#### GIVEN PROBLEM
How many of the lines below include "前年同月比"? Give the number and no other words.

#### SUPPLIED DATA
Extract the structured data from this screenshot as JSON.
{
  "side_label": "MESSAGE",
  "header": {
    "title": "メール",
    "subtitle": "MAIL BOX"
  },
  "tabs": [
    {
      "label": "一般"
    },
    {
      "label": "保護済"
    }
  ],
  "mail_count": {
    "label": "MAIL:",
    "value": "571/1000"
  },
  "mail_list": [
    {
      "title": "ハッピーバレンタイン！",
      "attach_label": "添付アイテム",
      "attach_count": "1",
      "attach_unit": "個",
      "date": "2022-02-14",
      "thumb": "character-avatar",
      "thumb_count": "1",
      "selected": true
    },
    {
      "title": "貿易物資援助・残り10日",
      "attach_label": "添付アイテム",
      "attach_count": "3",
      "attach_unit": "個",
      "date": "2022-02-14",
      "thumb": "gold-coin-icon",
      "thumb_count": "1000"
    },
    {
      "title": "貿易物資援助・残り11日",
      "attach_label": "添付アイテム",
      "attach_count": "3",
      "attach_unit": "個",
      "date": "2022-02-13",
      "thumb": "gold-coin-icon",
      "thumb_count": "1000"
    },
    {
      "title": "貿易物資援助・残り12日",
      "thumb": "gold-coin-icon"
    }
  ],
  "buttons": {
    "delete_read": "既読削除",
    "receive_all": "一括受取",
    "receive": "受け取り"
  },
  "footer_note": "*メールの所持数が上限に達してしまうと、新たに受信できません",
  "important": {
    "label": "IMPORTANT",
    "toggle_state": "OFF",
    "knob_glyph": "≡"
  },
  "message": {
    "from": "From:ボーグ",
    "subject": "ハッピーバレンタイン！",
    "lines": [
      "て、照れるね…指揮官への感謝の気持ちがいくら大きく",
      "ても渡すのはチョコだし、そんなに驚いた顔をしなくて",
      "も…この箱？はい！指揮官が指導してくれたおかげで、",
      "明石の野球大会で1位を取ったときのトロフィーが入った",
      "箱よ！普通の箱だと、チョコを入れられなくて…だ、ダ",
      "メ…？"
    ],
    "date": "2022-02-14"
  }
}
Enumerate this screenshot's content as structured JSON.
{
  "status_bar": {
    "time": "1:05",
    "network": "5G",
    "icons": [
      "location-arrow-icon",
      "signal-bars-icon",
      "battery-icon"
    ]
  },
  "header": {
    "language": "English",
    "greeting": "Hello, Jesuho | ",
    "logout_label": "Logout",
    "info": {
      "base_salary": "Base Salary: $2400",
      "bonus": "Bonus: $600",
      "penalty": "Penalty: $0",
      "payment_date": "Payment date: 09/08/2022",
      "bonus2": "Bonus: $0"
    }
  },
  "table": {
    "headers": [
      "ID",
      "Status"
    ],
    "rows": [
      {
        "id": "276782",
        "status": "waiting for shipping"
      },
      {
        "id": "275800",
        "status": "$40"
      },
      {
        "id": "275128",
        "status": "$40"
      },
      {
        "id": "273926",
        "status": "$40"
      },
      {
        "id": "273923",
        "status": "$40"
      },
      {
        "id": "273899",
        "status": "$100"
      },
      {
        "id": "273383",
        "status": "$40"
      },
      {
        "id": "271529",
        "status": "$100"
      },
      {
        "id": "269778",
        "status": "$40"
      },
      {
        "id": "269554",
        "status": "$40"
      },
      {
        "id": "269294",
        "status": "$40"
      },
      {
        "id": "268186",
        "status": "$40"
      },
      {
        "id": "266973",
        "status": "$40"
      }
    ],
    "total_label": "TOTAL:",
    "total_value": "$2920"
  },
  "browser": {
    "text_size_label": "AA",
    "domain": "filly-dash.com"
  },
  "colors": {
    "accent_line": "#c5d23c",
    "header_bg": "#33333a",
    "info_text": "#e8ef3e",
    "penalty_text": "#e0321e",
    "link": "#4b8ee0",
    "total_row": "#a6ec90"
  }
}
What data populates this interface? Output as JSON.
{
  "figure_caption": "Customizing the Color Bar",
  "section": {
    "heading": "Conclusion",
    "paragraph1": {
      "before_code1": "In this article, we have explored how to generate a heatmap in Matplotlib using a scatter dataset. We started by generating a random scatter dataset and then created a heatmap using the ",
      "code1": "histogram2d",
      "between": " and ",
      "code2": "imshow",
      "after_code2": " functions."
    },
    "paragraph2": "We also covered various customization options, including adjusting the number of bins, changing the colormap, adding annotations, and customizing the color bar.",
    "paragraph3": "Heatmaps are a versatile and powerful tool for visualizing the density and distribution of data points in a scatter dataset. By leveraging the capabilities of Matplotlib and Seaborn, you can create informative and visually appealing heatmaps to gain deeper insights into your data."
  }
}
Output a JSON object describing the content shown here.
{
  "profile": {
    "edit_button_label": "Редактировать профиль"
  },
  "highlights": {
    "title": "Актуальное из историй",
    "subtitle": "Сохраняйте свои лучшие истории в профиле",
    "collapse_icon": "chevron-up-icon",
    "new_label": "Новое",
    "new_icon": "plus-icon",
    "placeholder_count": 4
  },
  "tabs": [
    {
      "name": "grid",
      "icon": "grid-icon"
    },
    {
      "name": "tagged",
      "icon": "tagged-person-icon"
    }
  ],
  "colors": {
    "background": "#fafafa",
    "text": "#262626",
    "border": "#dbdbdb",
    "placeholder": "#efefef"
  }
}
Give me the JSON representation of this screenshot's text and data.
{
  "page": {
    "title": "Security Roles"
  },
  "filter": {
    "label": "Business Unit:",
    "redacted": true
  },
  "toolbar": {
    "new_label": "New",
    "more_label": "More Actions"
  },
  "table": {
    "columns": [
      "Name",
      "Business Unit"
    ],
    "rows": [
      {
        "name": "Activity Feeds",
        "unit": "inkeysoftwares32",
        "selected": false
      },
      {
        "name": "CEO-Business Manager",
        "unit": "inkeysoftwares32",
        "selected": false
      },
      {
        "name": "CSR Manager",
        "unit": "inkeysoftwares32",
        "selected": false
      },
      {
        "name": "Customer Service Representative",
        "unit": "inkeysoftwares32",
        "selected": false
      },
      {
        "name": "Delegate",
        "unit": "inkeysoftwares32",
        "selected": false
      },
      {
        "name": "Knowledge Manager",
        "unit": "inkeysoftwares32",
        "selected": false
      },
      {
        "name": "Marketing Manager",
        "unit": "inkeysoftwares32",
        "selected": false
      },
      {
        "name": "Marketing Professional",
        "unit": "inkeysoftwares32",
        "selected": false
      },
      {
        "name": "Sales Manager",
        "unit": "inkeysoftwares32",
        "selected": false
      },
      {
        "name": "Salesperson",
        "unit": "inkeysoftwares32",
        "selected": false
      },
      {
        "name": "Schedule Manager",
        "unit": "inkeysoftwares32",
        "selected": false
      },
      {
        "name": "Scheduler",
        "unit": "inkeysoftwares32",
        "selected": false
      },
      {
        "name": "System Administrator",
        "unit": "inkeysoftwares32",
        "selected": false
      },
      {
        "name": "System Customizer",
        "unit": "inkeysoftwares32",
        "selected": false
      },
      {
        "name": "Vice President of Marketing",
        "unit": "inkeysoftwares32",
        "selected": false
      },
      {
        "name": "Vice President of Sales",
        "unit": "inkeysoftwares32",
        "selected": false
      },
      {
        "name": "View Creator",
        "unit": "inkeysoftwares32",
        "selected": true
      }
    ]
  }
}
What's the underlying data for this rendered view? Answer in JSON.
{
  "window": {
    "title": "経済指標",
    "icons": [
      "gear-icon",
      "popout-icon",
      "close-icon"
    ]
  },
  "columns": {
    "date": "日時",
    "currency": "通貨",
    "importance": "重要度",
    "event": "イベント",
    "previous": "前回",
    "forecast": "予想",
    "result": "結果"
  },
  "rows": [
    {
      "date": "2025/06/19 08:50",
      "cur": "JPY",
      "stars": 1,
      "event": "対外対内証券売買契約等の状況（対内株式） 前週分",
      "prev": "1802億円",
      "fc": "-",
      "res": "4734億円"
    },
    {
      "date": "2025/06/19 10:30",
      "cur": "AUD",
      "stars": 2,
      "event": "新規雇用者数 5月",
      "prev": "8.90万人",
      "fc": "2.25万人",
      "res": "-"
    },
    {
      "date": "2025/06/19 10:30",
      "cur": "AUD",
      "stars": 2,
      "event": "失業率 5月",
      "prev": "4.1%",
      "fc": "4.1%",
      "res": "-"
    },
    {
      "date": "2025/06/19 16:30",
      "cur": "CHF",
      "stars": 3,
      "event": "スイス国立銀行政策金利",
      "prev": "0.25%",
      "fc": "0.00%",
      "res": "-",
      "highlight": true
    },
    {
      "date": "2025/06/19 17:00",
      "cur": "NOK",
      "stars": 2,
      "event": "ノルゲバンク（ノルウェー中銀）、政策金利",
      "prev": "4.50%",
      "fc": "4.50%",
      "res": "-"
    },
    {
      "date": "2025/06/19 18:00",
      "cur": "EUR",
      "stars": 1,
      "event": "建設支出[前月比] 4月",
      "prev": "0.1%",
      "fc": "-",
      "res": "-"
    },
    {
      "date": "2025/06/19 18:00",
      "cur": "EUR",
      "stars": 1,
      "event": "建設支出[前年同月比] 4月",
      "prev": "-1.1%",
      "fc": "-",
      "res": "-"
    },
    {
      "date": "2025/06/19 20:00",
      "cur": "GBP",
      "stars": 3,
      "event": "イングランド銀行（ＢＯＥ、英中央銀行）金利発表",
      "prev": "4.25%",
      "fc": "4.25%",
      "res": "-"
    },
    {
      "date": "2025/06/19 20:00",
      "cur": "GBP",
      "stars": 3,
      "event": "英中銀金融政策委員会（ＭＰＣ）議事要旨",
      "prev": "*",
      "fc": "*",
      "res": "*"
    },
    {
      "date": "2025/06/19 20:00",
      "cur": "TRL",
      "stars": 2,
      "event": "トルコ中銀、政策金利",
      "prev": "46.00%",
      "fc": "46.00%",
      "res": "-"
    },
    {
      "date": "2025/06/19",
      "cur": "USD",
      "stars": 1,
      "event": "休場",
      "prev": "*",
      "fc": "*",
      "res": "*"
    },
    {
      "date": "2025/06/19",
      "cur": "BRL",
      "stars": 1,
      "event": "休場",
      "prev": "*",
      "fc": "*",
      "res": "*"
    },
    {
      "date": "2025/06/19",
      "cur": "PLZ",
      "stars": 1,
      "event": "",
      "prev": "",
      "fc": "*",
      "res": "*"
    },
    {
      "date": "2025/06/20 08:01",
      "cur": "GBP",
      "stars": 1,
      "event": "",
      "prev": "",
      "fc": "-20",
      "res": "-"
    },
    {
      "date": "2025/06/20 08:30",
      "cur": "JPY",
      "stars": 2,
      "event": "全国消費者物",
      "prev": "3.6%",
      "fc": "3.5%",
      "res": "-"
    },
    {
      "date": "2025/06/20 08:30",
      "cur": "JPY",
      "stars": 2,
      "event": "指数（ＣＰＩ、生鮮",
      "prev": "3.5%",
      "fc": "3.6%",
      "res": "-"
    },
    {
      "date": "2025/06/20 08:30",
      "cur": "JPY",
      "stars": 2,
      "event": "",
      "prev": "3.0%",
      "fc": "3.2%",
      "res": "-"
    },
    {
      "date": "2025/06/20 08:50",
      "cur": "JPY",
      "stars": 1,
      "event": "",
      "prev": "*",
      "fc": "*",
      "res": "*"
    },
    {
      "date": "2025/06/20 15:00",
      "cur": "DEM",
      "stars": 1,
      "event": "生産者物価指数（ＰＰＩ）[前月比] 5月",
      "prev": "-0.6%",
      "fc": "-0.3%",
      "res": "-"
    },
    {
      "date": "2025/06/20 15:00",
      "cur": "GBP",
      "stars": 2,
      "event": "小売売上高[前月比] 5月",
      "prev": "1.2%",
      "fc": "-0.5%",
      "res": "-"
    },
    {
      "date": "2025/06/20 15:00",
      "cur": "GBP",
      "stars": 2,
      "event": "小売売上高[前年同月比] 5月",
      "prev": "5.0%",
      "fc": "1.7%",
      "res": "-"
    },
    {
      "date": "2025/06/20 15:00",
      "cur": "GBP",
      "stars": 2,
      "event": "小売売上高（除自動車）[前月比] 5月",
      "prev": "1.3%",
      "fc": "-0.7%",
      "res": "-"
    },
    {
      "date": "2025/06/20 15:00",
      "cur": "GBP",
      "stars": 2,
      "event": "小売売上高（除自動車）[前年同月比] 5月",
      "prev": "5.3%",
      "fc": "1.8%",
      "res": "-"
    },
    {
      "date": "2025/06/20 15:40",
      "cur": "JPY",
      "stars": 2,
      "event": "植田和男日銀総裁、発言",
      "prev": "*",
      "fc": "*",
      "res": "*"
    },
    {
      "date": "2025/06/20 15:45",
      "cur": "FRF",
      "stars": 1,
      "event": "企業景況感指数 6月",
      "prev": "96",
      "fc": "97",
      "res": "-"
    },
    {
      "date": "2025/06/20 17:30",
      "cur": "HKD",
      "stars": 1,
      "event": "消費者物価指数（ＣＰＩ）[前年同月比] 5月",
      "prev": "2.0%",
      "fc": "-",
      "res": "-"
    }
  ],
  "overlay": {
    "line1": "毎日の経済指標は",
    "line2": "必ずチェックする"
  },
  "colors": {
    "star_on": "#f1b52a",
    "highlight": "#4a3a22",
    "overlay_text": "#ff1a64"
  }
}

#### PROBLEM SOLUTION
4